◆ Task to complete
Go through the lines below and copy each one that holds the string "name".

______

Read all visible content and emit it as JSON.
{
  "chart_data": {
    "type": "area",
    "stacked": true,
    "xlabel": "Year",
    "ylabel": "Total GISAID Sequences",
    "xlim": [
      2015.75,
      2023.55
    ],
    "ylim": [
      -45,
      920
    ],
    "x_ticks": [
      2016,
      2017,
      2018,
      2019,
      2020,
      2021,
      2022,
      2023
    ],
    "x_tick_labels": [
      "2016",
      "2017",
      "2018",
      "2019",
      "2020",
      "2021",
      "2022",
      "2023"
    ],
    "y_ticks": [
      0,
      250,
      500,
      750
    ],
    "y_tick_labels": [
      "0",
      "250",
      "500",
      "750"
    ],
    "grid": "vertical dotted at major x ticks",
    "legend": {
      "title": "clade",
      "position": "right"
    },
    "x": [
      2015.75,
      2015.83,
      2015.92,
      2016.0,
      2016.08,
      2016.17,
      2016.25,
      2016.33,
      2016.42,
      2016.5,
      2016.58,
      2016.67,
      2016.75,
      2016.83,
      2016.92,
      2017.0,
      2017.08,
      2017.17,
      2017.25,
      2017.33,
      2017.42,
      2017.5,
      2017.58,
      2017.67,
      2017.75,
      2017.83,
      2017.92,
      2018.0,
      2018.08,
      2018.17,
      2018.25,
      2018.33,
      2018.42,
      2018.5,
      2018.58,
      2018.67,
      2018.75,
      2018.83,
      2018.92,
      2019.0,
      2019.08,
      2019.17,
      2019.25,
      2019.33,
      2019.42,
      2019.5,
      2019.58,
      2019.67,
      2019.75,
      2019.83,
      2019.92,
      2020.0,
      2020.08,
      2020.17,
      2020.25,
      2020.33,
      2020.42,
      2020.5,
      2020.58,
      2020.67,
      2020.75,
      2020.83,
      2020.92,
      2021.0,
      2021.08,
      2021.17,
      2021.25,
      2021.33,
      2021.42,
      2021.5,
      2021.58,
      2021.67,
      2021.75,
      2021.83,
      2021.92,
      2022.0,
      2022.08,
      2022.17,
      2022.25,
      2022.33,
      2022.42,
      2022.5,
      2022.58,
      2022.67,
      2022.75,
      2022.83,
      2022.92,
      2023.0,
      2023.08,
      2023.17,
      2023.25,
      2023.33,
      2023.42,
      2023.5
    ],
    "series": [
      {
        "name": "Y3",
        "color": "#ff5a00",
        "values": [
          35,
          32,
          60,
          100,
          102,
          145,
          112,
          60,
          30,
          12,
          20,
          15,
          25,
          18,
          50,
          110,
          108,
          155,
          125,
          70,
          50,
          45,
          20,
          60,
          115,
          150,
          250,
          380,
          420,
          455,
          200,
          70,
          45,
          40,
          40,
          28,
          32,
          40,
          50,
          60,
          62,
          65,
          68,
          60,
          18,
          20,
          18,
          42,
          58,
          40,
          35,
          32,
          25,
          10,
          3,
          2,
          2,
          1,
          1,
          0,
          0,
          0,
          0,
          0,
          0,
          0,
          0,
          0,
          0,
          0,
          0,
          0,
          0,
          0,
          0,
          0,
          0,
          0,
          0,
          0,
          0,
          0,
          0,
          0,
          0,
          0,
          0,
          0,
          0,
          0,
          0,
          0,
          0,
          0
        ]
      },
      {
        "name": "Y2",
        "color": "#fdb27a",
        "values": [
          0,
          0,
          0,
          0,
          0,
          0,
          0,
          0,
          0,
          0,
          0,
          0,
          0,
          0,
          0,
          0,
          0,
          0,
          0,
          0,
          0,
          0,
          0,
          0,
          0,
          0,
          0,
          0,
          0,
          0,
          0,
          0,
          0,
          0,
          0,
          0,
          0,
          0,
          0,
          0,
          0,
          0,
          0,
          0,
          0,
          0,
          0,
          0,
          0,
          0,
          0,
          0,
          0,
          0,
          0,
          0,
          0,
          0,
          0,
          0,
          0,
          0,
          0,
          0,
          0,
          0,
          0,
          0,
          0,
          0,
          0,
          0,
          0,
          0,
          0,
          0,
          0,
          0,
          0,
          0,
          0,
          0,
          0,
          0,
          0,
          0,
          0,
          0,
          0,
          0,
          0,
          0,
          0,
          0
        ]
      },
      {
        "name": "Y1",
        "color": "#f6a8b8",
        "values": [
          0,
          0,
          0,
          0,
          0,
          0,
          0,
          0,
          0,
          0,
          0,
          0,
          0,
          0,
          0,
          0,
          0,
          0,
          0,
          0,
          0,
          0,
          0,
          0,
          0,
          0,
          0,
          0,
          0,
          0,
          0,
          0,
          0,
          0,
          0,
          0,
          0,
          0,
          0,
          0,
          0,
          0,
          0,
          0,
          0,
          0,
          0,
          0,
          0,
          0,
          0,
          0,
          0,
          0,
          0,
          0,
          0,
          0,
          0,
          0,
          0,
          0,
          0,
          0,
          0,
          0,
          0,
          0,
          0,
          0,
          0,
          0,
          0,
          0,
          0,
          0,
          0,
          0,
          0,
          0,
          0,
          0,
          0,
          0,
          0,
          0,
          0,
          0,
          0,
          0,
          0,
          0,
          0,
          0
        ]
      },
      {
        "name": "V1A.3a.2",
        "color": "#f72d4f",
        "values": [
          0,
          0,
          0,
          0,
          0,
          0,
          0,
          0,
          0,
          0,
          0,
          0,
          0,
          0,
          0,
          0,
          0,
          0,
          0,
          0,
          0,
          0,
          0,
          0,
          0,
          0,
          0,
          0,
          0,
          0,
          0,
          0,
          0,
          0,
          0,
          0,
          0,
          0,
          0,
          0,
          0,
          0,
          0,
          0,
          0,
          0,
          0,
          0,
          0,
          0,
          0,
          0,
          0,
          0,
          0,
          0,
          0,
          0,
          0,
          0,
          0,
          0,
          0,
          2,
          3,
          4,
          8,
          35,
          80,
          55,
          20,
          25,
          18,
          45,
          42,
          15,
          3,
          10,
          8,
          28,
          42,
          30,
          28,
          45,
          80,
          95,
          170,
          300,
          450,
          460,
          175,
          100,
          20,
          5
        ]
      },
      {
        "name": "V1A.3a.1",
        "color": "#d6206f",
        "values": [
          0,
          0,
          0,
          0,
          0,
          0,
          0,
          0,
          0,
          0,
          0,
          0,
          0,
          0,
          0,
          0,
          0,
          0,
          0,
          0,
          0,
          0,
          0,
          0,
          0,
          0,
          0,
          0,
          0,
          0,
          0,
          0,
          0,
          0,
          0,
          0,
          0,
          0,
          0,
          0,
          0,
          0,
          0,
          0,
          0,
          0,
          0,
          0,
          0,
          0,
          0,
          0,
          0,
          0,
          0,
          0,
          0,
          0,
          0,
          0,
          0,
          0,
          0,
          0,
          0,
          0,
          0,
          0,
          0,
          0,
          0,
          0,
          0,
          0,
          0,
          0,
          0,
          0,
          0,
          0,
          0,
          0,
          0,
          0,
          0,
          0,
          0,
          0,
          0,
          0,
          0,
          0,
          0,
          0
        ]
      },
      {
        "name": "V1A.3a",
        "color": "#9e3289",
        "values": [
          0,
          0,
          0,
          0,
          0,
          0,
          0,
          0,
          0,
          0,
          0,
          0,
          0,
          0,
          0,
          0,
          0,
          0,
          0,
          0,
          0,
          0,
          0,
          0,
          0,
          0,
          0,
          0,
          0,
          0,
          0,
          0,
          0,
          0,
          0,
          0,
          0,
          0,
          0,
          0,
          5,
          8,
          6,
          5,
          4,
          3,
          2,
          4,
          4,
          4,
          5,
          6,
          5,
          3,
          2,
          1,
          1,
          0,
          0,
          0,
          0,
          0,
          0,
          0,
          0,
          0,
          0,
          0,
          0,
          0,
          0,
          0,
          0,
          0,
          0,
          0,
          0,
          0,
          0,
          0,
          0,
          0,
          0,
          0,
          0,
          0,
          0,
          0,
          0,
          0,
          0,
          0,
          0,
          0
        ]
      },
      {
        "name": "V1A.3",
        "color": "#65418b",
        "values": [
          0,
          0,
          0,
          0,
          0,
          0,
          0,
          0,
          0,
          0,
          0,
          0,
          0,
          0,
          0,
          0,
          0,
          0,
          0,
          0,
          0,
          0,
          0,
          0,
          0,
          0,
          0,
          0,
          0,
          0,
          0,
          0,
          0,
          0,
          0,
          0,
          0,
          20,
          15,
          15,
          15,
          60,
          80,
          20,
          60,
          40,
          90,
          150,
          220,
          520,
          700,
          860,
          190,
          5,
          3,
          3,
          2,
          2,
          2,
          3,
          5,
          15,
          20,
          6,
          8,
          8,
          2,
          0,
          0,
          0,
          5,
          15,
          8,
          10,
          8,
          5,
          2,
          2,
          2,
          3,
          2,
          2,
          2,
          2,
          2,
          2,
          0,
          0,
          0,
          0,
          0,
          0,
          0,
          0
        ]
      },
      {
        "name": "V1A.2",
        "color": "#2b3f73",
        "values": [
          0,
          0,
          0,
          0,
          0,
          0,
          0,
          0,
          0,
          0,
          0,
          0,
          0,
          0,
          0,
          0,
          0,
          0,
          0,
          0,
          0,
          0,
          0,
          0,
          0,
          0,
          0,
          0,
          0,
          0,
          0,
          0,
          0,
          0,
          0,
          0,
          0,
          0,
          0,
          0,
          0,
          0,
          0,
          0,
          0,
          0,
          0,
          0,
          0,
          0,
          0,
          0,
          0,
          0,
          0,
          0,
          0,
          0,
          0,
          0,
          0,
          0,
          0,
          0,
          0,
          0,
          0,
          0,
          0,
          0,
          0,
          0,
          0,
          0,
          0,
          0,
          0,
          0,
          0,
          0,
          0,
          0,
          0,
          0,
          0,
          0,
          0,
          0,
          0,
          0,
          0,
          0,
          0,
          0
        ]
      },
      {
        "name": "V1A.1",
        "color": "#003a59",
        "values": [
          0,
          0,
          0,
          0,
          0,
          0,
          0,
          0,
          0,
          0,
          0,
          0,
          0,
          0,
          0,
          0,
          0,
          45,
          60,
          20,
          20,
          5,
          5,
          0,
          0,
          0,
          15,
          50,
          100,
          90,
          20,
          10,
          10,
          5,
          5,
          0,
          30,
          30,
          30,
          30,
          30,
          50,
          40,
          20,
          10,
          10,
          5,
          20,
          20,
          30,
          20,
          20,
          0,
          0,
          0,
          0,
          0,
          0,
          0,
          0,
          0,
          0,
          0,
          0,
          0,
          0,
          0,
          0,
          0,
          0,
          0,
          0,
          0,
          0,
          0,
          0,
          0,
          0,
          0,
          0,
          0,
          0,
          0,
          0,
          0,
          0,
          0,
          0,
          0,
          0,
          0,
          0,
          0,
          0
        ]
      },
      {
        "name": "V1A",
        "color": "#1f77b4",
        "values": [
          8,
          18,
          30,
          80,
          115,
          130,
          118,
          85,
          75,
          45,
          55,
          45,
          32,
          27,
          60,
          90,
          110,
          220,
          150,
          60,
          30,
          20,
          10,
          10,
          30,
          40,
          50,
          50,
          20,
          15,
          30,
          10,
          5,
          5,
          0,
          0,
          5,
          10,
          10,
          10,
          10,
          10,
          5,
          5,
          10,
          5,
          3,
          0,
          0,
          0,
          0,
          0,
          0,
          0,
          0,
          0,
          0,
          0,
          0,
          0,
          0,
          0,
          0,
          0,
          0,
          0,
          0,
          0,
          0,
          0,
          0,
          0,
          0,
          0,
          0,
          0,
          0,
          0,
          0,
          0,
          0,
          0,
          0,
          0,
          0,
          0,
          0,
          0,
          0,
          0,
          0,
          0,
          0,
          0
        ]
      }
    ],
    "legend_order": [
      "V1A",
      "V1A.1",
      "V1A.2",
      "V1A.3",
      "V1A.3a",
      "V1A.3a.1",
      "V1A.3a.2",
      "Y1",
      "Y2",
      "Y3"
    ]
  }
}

______

◆ Answer
        "name": "Y3",
        "name": "Y2",
        "name": "Y1",
        "name": "V1A.3a.2",
        "name": "V1A.3a.1",
        "name": "V1A.3a",
        "name": "V1A.3",
        "name": "V1A.2",
        "name": "V1A.1",
        "name": "V1A",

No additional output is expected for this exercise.